In the entries, find all lines that hold the word "Honoraires" and copy them.

####

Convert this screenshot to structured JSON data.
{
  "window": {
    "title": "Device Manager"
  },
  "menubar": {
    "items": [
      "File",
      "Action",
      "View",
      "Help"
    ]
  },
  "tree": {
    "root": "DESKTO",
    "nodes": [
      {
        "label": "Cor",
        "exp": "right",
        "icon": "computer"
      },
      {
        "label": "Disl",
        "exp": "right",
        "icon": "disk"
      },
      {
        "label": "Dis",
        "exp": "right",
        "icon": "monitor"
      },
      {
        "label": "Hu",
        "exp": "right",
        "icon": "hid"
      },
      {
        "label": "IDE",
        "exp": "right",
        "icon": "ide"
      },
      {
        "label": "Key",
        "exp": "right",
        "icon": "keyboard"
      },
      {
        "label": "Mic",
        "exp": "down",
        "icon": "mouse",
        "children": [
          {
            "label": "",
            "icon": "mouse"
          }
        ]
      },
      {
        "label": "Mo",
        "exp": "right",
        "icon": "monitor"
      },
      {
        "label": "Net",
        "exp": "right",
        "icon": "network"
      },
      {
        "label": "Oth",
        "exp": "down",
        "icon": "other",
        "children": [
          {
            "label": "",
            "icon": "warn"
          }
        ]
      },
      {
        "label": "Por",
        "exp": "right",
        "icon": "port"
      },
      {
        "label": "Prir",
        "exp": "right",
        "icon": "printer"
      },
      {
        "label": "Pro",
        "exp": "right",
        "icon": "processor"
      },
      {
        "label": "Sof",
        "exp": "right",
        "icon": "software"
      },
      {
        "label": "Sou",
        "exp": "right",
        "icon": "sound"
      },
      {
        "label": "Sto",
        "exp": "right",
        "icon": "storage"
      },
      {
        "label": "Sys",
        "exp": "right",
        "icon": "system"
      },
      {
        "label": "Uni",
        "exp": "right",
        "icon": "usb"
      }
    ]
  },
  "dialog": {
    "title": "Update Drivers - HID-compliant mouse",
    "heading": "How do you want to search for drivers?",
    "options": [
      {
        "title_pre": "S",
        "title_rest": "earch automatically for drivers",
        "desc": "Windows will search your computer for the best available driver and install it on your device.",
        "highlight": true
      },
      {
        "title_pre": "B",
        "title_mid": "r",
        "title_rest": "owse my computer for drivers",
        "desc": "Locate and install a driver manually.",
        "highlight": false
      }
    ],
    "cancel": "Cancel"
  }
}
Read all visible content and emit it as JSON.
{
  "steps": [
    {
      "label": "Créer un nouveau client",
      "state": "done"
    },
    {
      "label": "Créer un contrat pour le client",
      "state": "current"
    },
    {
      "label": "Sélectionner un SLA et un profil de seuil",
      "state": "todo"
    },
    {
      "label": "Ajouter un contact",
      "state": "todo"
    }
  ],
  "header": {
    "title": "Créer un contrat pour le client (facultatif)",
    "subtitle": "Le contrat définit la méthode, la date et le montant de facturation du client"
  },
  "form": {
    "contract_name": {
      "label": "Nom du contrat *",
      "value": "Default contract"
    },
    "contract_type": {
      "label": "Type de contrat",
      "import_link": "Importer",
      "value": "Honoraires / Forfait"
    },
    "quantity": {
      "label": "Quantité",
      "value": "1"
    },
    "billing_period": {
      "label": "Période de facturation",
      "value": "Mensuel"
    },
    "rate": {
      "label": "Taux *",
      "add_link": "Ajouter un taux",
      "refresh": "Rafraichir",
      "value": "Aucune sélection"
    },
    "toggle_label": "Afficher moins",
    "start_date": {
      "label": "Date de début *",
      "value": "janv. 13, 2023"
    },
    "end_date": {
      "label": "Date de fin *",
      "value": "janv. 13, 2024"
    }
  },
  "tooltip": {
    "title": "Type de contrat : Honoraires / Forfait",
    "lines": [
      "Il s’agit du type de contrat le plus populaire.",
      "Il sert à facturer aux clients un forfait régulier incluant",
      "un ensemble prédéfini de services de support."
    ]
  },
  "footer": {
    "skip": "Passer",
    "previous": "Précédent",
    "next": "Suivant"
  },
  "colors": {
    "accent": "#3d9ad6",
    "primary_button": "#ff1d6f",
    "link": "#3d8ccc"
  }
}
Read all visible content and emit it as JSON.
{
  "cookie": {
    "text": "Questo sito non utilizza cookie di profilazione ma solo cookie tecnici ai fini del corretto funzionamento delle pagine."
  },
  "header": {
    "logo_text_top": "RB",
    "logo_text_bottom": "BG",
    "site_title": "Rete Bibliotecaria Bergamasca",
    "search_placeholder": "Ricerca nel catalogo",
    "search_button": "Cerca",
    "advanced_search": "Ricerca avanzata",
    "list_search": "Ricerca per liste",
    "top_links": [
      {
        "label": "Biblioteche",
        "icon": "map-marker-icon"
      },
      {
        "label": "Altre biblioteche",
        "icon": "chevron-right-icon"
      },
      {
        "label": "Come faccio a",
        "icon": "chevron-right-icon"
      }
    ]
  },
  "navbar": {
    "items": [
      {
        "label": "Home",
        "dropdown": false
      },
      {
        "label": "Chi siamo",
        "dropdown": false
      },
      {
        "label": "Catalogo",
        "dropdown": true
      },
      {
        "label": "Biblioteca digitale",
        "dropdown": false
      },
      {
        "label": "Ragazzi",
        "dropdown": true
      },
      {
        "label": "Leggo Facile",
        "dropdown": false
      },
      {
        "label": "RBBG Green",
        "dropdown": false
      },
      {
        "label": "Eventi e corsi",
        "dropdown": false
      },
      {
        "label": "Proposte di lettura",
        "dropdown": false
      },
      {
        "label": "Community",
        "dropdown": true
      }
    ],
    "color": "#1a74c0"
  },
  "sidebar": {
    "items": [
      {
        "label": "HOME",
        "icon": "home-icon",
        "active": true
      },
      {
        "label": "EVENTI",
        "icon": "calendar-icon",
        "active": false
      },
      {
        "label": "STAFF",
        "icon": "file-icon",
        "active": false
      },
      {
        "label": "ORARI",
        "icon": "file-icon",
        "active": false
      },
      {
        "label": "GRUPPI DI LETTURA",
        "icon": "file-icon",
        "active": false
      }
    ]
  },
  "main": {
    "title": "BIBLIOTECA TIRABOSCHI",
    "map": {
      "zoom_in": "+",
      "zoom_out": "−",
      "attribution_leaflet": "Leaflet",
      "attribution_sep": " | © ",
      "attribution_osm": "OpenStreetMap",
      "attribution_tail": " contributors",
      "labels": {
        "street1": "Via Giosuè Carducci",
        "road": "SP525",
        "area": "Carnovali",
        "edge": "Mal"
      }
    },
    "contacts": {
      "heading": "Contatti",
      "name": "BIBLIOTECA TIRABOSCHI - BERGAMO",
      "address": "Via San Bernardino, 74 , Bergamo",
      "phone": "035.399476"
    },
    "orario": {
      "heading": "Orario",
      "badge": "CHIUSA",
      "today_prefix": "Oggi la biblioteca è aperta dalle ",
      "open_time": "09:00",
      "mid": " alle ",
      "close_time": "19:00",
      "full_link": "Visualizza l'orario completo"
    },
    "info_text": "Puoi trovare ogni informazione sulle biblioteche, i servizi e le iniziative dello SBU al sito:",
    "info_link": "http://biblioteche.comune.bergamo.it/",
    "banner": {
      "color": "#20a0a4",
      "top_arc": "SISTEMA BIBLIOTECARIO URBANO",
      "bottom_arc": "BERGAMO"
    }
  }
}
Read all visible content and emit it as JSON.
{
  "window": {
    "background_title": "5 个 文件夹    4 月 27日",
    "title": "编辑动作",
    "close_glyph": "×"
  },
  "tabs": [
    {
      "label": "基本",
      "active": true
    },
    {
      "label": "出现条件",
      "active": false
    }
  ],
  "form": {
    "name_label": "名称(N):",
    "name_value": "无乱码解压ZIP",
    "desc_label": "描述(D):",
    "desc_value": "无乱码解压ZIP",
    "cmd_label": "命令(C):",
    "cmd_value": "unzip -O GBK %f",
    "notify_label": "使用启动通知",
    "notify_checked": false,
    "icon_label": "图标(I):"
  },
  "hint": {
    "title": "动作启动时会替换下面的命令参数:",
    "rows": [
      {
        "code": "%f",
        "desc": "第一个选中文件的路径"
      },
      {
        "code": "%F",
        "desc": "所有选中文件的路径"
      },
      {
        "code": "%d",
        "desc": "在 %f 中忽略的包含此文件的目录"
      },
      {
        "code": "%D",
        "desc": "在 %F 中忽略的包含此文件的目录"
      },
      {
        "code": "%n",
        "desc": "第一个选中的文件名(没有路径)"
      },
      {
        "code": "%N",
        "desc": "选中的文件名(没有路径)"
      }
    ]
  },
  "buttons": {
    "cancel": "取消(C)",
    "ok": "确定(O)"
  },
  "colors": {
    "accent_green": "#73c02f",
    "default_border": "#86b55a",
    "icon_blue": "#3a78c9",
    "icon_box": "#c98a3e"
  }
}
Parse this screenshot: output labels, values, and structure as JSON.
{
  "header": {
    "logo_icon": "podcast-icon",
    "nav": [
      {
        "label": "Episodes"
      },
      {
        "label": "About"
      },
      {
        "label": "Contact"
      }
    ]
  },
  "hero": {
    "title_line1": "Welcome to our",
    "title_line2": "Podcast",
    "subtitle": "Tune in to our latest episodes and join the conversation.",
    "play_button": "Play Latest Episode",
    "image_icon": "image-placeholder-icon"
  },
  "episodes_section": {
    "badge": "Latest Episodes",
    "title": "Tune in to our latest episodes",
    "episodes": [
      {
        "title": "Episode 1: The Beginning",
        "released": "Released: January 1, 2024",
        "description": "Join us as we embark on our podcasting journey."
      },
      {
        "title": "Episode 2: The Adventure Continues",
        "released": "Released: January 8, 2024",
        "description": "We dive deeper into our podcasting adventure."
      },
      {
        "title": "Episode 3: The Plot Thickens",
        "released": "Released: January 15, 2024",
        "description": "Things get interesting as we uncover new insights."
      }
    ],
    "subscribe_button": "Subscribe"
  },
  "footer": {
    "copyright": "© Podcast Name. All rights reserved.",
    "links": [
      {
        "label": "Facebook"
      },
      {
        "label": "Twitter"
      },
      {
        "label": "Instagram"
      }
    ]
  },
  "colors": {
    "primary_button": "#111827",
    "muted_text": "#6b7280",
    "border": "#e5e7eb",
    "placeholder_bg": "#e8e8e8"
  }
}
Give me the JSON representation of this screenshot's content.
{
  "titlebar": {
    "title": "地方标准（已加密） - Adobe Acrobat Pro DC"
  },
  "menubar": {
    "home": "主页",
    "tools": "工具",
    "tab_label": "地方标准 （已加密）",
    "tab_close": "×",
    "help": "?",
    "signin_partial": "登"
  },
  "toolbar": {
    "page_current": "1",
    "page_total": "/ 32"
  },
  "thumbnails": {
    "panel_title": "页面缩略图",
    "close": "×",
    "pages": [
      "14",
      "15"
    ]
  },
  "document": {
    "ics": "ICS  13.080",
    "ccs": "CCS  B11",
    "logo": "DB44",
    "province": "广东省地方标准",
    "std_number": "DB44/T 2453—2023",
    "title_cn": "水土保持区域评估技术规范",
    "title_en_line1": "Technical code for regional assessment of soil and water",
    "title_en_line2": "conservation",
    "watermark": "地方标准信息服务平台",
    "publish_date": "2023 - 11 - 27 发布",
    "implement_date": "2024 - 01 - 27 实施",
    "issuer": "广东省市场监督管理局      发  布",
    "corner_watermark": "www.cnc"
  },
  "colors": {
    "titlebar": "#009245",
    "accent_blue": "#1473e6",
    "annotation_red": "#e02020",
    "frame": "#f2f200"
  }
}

####

Reply to the task:
      "value": "Honoraires / Forfait"
    "title": "Type de contrat : Honoraires / Forfait",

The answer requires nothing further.